• **DOCUMENT EXCERPT**
====

# Fifth Gear back in September



## transtek

Good news for all us car fans, Fifth Gear is coming back in September with Tiff, Jason, Vicki and a certain Johnny Smith, on Quest (Discovery):thumb::thumb:


----------



## Kerr

The more car shows the better. 

I wonder if they've a new format or just going with the previous format?


----------



## Exotica

Great, C5 have a little gem there.


----------



## slim_boy_fat

Discovery & Dave, two of the channels we can't receive on Freeview because our signal [Bonar Bridge] comes from a repeater(?) transmitter - because of topography, we're at the end of a 'spur' line.  We can get, iirc 27 TV and 15 Radio channels, and that's yer lot, Sir. 

I've asked Freeview if/when they had plans to'upgrade' the transmitter, the unequivocal reply?...."No"

Oh well. I could get it on FreeSat, I suppose....if I remembered.


----------



## phillipnoke

Can't stand that Vicki


----------



## GSD

Me either squeaky tart spoils it for me.


----------



## uruk hai

Thanks for the info, something to look forward to and I always thought a good watch !


----------



## transtek

Starts today, September 6th, at 9 pm on Quest.


----------



## GSD

If you’re watching on free view Quest HD is now on 114.


----------



## Soul boy 68

I don't have quest


----------



## Kerr

GSD said:


> If you're watching on free view Quest HD is now on 114.


My Freeview had Quest until a few weeks ago. Someone I've lost that and many of the +1 channels.

I wonder if they broadcast over the internet or an app has it?


----------



## GSD

Have you done a retune ? I would miss Quest if it went.


----------



## Kerr

GSD said:


> Have you done a retune ? I would miss Quest if it went.


Every other day. Not sure if it's just me or the area I live in.

====

Collected data:
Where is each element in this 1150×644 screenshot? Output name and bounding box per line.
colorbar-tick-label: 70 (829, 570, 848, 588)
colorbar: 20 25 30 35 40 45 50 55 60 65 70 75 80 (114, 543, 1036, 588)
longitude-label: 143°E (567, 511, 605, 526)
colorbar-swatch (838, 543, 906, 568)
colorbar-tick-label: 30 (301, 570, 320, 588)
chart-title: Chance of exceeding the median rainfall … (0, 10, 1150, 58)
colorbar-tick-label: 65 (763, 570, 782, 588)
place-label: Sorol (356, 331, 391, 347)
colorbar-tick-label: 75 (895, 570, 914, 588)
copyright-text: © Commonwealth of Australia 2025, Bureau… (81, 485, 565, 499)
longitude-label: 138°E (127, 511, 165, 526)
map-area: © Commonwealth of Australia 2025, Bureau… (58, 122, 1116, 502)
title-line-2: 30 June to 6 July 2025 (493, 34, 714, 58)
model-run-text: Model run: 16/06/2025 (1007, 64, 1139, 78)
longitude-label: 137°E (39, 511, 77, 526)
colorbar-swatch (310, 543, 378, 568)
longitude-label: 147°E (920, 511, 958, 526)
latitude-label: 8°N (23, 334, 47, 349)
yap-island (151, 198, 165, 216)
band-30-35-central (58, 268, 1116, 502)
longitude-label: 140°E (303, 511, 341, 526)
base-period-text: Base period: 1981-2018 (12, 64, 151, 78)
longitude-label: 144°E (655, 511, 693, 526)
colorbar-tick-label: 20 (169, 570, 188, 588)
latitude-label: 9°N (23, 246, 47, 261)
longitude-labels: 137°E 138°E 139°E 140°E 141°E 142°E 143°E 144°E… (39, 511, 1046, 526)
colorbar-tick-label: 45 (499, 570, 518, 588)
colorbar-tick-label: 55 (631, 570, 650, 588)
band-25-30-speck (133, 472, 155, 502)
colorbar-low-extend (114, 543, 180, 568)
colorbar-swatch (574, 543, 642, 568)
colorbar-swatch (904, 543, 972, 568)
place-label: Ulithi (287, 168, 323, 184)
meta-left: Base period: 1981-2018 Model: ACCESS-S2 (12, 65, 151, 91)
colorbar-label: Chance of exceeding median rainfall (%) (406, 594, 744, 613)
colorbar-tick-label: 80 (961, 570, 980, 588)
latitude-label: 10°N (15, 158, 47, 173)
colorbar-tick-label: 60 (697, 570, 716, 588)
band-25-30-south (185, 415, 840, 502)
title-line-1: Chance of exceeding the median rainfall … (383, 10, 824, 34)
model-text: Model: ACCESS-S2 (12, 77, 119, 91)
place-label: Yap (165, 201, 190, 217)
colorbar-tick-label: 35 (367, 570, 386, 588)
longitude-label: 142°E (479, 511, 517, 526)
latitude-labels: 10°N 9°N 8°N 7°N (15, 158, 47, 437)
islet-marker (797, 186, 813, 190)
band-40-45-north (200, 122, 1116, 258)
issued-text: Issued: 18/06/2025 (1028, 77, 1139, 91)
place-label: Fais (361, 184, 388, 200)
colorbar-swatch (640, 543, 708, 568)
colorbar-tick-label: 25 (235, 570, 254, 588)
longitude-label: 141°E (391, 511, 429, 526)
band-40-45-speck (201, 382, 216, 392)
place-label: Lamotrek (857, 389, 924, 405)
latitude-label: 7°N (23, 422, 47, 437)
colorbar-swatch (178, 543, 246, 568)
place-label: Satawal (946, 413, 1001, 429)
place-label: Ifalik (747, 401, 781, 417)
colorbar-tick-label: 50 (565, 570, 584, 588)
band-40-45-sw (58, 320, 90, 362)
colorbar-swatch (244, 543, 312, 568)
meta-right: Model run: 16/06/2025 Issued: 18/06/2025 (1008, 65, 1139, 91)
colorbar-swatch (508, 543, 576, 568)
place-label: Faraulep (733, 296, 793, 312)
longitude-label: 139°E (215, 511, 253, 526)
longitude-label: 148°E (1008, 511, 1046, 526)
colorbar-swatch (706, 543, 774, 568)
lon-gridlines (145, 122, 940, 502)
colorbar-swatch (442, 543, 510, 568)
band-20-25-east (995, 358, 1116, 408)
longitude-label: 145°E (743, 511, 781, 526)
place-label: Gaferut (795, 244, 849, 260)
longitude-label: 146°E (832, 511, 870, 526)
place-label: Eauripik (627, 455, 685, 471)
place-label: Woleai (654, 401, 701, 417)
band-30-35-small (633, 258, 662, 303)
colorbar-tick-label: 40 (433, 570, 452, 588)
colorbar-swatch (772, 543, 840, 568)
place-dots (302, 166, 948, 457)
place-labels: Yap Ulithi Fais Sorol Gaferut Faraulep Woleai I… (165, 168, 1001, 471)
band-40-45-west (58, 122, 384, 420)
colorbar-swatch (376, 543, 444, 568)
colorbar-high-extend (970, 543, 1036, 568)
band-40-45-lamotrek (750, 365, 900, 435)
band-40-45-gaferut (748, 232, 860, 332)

====

• **STATED EXERCISE A**
In the Fifth Gear thread, which channel number is Quest HD on for Freeview viewers?
• **STATED EXERCISE B**
Print the part of the Fifth Gear thread that opens with the words containing "My Freeview had" and closes with "app has it?".
• **STATED EXERCISE C**
Name everyone the first post of the Fifth Gear thread says the show is coming back with.
Answer using only the Fifth Gear thread.

• **EXPECTED ANSWER A**
114

• **EXPECTED ANSWER B**
My Freeview had Quest until a few weeks ago. Someone I've lost that and many of the +1 channels.

I wonder if they broadcast over the internet or an app has it?

• **EXPECTED ANSWER C**
Tiff, Jason, Vicki, Johnny Smith